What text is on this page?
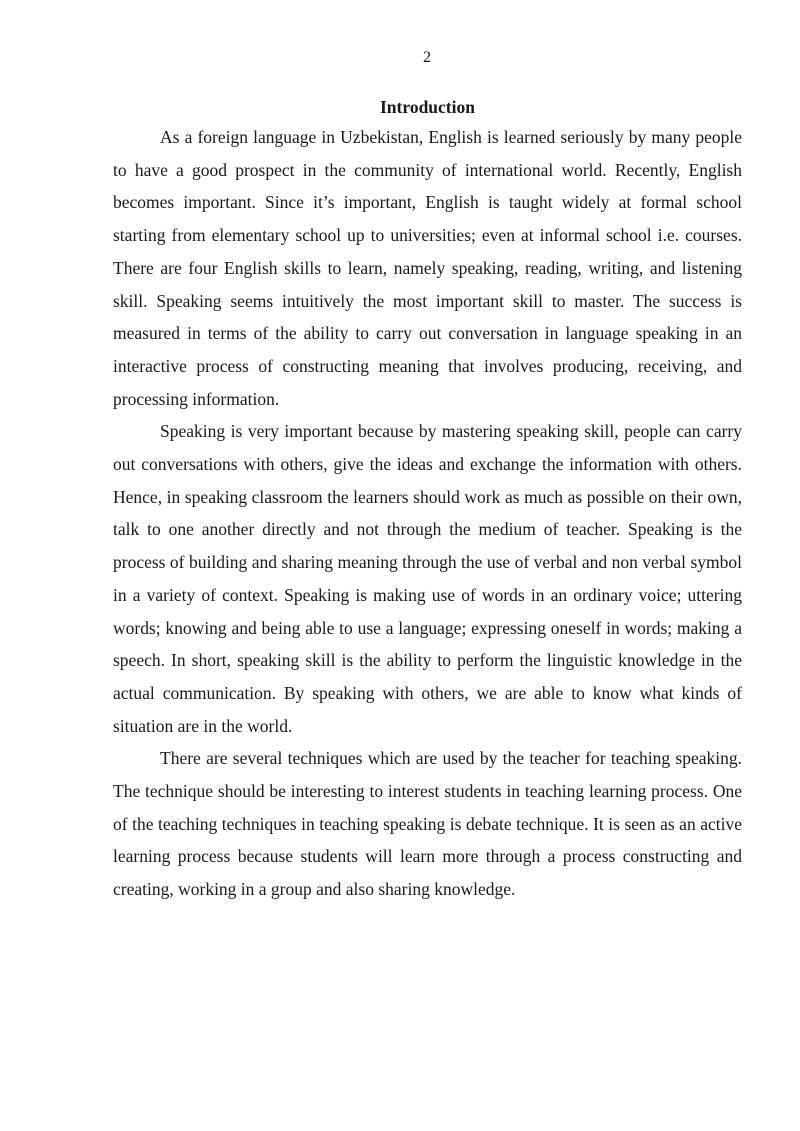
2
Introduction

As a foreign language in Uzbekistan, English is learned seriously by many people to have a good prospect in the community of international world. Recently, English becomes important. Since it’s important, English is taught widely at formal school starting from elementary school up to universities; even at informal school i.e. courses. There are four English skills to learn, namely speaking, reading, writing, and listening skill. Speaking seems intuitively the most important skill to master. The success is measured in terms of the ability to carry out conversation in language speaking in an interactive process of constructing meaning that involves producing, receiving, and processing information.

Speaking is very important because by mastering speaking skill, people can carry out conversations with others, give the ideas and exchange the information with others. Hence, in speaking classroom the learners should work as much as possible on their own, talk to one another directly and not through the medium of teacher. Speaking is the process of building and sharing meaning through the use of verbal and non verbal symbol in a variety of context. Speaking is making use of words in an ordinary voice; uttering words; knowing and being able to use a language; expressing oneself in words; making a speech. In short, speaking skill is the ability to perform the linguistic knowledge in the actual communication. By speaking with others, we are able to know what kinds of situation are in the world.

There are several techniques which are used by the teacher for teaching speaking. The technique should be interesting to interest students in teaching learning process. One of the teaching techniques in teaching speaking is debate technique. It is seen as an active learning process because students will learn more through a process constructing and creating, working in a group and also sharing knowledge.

----

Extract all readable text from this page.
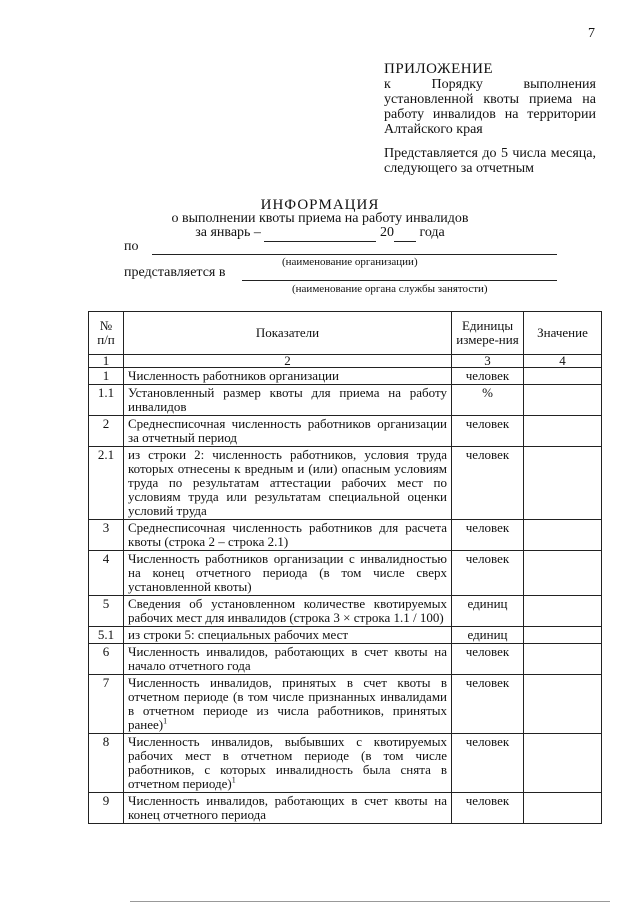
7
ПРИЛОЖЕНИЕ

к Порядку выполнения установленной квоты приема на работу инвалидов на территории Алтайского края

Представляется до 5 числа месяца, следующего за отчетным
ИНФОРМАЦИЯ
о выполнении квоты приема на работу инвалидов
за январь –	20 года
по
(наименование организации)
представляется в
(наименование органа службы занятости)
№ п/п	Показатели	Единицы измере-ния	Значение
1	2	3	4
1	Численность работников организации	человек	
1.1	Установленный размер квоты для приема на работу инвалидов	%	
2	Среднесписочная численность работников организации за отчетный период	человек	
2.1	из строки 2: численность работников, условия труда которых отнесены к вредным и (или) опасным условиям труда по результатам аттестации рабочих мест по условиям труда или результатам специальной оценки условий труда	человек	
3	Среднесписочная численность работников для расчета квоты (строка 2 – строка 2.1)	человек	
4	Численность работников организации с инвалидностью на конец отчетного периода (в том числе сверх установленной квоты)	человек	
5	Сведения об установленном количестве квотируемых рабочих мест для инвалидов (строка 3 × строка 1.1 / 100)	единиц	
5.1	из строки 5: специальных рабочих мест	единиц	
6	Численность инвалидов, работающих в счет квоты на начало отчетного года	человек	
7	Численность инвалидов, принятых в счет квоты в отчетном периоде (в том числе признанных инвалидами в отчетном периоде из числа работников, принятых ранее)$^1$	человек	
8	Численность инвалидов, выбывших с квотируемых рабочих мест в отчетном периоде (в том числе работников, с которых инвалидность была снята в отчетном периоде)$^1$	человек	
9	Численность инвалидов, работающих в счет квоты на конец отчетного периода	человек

----

What is being asked: How many of the lines above include the string "работающих"? Answer with the number only.

Answer to this exercise: 2